WORK TO COMPLETE – Go through the material and pull out every line with the string "katter" in it.

begin PROVIDED MATERIAL

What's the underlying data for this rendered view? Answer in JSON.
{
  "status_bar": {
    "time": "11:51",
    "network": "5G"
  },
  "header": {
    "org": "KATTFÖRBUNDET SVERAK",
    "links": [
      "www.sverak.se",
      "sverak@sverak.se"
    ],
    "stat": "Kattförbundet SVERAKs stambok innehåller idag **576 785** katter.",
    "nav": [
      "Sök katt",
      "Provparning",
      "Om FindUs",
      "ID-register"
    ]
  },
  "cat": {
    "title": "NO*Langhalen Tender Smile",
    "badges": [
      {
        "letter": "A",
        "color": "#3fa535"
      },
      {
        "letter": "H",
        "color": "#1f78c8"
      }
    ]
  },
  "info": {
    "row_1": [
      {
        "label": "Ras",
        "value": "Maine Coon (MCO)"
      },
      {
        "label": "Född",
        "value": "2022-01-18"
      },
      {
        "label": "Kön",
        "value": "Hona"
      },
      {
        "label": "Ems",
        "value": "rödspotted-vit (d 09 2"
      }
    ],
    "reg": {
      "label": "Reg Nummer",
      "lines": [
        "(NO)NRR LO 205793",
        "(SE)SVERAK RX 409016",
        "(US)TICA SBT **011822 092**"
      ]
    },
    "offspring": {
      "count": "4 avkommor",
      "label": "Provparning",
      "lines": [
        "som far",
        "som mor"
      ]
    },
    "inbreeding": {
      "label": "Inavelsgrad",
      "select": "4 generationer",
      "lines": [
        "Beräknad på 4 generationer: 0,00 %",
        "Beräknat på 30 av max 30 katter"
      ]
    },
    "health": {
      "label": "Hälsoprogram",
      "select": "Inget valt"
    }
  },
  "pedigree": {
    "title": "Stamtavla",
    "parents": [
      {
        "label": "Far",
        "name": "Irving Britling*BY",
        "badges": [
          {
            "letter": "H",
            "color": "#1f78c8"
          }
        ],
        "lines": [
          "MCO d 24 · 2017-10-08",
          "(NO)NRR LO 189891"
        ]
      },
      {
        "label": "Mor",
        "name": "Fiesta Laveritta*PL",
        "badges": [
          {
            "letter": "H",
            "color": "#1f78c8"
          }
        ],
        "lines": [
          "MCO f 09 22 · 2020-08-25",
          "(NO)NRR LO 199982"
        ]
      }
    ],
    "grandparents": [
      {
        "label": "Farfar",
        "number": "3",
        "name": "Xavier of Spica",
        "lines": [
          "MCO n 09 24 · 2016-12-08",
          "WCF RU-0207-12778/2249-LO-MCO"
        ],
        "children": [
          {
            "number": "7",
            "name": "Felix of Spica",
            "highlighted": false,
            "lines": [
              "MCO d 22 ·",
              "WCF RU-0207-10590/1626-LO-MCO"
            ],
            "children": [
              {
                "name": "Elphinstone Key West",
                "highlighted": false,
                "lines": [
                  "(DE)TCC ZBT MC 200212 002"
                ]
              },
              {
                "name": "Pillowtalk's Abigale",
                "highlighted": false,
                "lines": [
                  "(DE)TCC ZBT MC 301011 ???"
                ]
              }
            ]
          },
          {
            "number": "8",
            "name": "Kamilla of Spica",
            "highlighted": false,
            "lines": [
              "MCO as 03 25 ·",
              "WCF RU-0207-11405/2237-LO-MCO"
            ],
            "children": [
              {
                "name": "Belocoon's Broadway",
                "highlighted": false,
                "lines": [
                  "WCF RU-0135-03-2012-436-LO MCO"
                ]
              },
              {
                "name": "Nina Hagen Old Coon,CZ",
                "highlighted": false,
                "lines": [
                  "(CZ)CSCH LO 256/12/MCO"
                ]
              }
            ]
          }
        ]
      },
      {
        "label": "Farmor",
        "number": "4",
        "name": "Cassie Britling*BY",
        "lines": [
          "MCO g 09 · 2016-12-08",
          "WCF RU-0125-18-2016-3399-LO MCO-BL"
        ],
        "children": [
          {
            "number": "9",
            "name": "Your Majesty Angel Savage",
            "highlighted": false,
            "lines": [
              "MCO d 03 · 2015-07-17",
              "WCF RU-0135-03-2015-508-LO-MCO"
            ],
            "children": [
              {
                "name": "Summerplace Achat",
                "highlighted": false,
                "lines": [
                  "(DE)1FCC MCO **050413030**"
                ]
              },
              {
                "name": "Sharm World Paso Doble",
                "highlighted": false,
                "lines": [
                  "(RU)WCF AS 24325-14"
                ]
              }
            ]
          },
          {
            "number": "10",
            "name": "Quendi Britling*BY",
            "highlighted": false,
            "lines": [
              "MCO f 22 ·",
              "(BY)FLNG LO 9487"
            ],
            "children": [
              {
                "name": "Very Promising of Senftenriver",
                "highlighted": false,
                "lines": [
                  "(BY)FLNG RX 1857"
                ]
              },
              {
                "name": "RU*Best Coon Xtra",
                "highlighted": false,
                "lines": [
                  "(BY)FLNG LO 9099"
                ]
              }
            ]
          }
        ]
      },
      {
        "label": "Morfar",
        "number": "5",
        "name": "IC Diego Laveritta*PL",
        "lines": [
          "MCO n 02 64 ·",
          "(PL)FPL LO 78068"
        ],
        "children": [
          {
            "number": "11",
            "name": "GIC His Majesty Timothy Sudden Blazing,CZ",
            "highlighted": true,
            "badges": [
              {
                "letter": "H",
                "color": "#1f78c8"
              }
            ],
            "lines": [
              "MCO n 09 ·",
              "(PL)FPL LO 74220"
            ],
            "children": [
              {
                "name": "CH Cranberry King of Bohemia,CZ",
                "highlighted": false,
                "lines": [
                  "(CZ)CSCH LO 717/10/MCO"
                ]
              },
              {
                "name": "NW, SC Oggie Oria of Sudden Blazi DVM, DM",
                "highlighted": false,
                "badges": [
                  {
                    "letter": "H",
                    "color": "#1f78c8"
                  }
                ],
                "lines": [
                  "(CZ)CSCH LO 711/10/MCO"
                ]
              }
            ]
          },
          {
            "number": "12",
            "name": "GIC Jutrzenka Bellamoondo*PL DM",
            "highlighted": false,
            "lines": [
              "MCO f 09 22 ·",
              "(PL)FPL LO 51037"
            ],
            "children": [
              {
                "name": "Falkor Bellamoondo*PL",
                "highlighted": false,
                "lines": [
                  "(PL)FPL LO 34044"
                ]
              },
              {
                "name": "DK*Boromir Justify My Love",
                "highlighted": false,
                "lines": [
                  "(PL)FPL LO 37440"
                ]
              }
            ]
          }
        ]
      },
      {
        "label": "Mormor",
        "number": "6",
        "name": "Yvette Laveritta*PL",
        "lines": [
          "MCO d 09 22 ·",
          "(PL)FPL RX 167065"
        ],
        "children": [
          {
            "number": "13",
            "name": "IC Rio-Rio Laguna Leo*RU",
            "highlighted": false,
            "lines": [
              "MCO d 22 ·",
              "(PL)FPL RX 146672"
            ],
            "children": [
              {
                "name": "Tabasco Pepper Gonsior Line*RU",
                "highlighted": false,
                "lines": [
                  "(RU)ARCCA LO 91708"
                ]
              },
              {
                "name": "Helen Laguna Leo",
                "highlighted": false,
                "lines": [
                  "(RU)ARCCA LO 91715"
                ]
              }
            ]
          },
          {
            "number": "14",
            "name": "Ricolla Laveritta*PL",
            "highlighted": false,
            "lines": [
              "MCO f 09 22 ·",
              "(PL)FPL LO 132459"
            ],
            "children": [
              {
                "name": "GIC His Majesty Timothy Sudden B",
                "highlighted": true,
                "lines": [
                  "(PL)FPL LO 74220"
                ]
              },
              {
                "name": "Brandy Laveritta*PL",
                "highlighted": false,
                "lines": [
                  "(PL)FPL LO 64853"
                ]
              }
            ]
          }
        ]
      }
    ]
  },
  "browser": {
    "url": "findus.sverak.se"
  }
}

end PROVIDED MATERIAL

FINAL ANSWER –
    "stat": "Kattförbundet SVERAKs stambok innehåller idag **576 785** katter.",
        "Beräknat på 30 av max 30 katter"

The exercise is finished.